(Recorded data)
• • • •
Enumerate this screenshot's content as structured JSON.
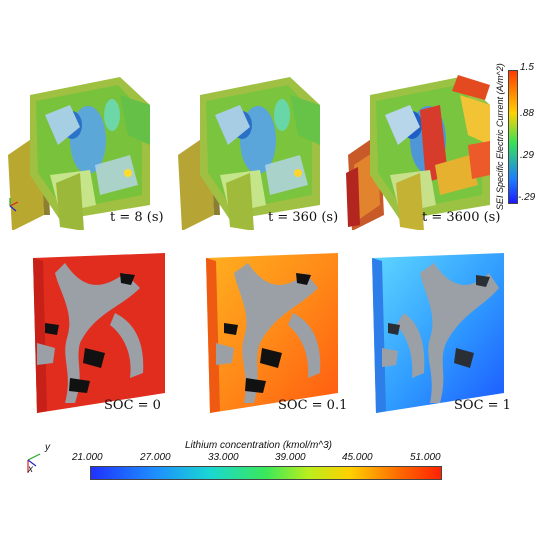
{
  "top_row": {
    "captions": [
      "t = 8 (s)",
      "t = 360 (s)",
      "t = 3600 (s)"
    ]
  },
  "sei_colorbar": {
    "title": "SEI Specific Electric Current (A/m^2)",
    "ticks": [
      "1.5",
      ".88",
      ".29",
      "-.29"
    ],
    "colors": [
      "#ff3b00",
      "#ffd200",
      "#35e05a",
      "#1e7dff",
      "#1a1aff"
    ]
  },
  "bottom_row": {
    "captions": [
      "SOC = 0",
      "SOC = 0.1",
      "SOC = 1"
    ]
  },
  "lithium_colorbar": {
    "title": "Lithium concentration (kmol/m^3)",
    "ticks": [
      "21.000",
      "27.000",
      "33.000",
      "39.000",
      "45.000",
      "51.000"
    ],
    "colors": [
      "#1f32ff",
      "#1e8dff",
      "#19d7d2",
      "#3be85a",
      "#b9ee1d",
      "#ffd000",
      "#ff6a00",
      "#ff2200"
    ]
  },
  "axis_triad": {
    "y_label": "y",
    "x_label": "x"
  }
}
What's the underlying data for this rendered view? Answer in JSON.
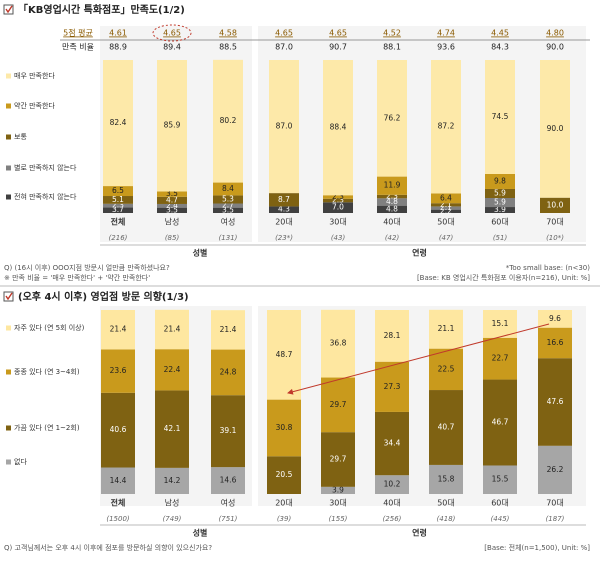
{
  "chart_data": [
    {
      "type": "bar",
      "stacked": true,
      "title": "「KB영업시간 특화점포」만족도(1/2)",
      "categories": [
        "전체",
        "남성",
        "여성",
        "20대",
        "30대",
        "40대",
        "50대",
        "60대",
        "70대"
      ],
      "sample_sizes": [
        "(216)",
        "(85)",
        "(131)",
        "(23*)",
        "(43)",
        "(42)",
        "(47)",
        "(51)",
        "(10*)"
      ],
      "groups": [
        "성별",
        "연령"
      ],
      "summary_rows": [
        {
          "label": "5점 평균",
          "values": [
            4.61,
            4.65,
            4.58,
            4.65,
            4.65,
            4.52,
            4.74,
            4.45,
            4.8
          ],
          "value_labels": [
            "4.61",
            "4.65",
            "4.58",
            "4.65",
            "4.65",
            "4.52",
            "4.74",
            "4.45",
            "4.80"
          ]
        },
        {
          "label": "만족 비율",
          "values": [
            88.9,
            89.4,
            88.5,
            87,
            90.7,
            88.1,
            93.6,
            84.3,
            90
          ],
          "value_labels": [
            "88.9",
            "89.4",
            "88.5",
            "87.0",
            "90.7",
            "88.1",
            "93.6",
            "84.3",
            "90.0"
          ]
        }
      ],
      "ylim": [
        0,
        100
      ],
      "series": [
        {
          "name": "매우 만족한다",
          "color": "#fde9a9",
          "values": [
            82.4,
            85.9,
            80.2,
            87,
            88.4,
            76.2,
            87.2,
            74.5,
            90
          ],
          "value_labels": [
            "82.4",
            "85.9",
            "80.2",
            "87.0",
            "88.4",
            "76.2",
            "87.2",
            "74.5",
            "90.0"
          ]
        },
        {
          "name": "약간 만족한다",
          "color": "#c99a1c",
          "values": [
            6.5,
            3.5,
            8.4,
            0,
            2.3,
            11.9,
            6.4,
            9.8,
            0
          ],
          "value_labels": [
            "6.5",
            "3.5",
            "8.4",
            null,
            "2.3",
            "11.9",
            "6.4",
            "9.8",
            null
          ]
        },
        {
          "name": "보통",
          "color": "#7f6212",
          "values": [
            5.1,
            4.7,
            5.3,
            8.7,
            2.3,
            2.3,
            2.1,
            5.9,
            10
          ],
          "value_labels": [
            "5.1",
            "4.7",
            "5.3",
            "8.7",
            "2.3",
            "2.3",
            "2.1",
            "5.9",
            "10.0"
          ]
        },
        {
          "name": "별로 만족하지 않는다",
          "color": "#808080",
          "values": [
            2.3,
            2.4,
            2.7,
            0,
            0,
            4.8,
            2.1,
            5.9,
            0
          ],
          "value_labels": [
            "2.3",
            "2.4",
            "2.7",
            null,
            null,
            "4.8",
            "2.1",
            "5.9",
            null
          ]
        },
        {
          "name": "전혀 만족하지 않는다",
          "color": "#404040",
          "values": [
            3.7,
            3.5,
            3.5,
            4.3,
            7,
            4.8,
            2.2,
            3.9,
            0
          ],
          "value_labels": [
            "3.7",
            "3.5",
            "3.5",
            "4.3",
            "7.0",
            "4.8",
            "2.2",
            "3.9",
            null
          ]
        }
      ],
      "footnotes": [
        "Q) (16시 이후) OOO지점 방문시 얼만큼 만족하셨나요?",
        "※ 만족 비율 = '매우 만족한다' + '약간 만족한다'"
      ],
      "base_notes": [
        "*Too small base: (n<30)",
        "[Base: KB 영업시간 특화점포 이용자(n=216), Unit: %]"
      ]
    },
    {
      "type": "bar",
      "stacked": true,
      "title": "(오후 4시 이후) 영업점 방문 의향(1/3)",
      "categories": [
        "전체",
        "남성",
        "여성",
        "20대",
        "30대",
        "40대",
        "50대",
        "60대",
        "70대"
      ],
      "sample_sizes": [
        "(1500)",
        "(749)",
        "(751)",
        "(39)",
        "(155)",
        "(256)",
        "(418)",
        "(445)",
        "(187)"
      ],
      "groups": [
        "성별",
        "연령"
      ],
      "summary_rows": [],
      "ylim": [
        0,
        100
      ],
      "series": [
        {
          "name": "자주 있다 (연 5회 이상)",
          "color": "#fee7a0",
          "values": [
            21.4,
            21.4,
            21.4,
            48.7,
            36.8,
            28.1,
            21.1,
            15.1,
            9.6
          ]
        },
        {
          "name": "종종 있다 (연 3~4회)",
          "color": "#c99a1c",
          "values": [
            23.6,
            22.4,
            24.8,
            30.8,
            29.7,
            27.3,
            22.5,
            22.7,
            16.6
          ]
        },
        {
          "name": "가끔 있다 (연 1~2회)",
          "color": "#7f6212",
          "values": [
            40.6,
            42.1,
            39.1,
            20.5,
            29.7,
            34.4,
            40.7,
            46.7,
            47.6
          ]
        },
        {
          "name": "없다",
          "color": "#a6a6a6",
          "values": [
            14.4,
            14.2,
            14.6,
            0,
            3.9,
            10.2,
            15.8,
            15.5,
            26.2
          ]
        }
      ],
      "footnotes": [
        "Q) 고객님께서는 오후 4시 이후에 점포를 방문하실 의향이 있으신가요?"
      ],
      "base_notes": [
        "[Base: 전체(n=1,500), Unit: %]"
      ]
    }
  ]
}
• • • •
Task goal:
Count every line in the data where the string "title" occurs. Give nothing except the number.

Solved problem:
4